Copy out all of the material exactly as presented.

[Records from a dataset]
·····

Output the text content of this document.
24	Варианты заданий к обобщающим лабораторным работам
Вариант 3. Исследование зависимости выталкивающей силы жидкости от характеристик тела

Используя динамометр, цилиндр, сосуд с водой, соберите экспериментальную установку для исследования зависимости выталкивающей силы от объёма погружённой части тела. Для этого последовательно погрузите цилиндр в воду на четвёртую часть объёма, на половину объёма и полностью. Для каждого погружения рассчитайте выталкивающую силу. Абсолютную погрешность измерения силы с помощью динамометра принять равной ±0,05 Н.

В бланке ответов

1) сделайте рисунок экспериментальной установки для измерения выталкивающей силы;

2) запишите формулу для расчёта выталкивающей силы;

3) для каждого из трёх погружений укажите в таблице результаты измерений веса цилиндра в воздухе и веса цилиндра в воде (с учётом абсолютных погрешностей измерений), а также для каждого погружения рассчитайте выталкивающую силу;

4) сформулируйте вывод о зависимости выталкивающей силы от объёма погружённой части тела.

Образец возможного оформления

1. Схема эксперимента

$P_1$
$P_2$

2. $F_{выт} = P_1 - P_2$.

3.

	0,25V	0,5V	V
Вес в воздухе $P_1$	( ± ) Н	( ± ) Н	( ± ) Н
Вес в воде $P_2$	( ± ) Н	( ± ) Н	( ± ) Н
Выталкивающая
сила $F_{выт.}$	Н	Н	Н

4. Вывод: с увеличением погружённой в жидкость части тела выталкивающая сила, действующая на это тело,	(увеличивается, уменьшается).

·····

### SOLUTION TO THIS EXERCISE
Output the text content of this document.
24	Варианты заданий к обобщающим лабораторным работам
Вариант 3. Исследование зависимости выталкивающей силы жидкости от характеристик тела

Используя динамометр, цилиндр, сосуд с водой, соберите экспериментальную установку для исследования зависимости выталкивающей силы от объёма погружённой части тела. Для этого последовательно погрузите цилиндр в воду на четвёртую часть объёма, на половину объёма и полностью. Для каждого погружения рассчитайте выталкивающую силу. Абсолютную погрешность измерения силы с помощью динамометра принять равной ±0,05 Н.

В бланке ответов

1) сделайте рисунок экспериментальной установки для измерения выталкивающей силы;

2) запишите формулу для расчёта выталкивающей силы;

3) для каждого из трёх погружений укажите в таблице результаты измерений веса цилиндра в воздухе и веса цилиндра в воде (с учётом абсолютных погрешностей измерений), а также для каждого погружения рассчитайте выталкивающую силу;

4) сформулируйте вывод о зависимости выталкивающей силы от объёма погружённой части тела.

Образец возможного оформления

1. Схема эксперимента

$P_1$
$P_2$

2. $F_{выт} = P_1 - P_2$.

3.

	0,25V	0,5V	V
Вес в воздухе $P_1$	( ± ) Н	( ± ) Н	( ± ) Н
Вес в воде $P_2$	( ± ) Н	( ± ) Н	( ± ) Н
Выталкивающая
сила $F_{выт.}$	Н	Н	Н

4. Вывод: с увеличением погружённой в жидкость части тела выталкивающая сила, действующая на это тело,	(увеличивается, уменьшается).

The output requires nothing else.